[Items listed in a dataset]
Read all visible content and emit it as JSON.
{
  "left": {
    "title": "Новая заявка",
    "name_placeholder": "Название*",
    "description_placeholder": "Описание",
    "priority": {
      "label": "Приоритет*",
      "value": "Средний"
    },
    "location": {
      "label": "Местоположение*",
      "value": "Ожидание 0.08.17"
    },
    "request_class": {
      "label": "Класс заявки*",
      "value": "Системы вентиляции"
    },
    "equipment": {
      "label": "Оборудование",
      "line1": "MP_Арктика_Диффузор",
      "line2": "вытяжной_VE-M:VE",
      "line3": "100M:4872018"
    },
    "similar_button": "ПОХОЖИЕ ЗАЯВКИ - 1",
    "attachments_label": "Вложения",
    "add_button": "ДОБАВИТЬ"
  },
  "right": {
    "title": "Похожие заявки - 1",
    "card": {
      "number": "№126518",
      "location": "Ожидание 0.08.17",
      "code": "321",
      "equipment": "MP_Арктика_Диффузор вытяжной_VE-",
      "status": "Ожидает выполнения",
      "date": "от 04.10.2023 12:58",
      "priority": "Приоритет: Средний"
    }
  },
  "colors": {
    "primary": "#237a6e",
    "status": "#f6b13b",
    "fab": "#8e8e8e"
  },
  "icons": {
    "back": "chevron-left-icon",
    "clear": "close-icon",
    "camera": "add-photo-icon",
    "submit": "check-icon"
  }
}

**EXERCISE AIM:** Extract the data exactly as given.

**ANSWER BELOW:**
Read all visible content and emit it as JSON.
{
  "left": {
    "title": "Новая заявка",
    "name_placeholder": "Название*",
    "description_placeholder": "Описание",
    "priority": {
      "label": "Приоритет*",
      "value": "Средний"
    },
    "location": {
      "label": "Местоположение*",
      "value": "Ожидание 0.08.17"
    },
    "request_class": {
      "label": "Класс заявки*",
      "value": "Системы вентиляции"
    },
    "equipment": {
      "label": "Оборудование",
      "line1": "MP_Арктика_Диффузор",
      "line2": "вытяжной_VE-M:VE",
      "line3": "100M:4872018"
    },
    "similar_button": "ПОХОЖИЕ ЗАЯВКИ - 1",
    "attachments_label": "Вложения",
    "add_button": "ДОБАВИТЬ"
  },
  "right": {
    "title": "Похожие заявки - 1",
    "card": {
      "number": "№126518",
      "location": "Ожидание 0.08.17",
      "code": "321",
      "equipment": "MP_Арктика_Диффузор вытяжной_VE-",
      "status": "Ожидает выполнения",
      "date": "от 04.10.2023 12:58",
      "priority": "Приоритет: Средний"
    }
  },
  "colors": {
    "primary": "#237a6e",
    "status": "#f6b13b",
    "fab": "#8e8e8e"
  },
  "icons": {
    "back": "chevron-left-icon",
    "clear": "close-icon",
    "camera": "add-photo-icon",
    "submit": "check-icon"
  }
}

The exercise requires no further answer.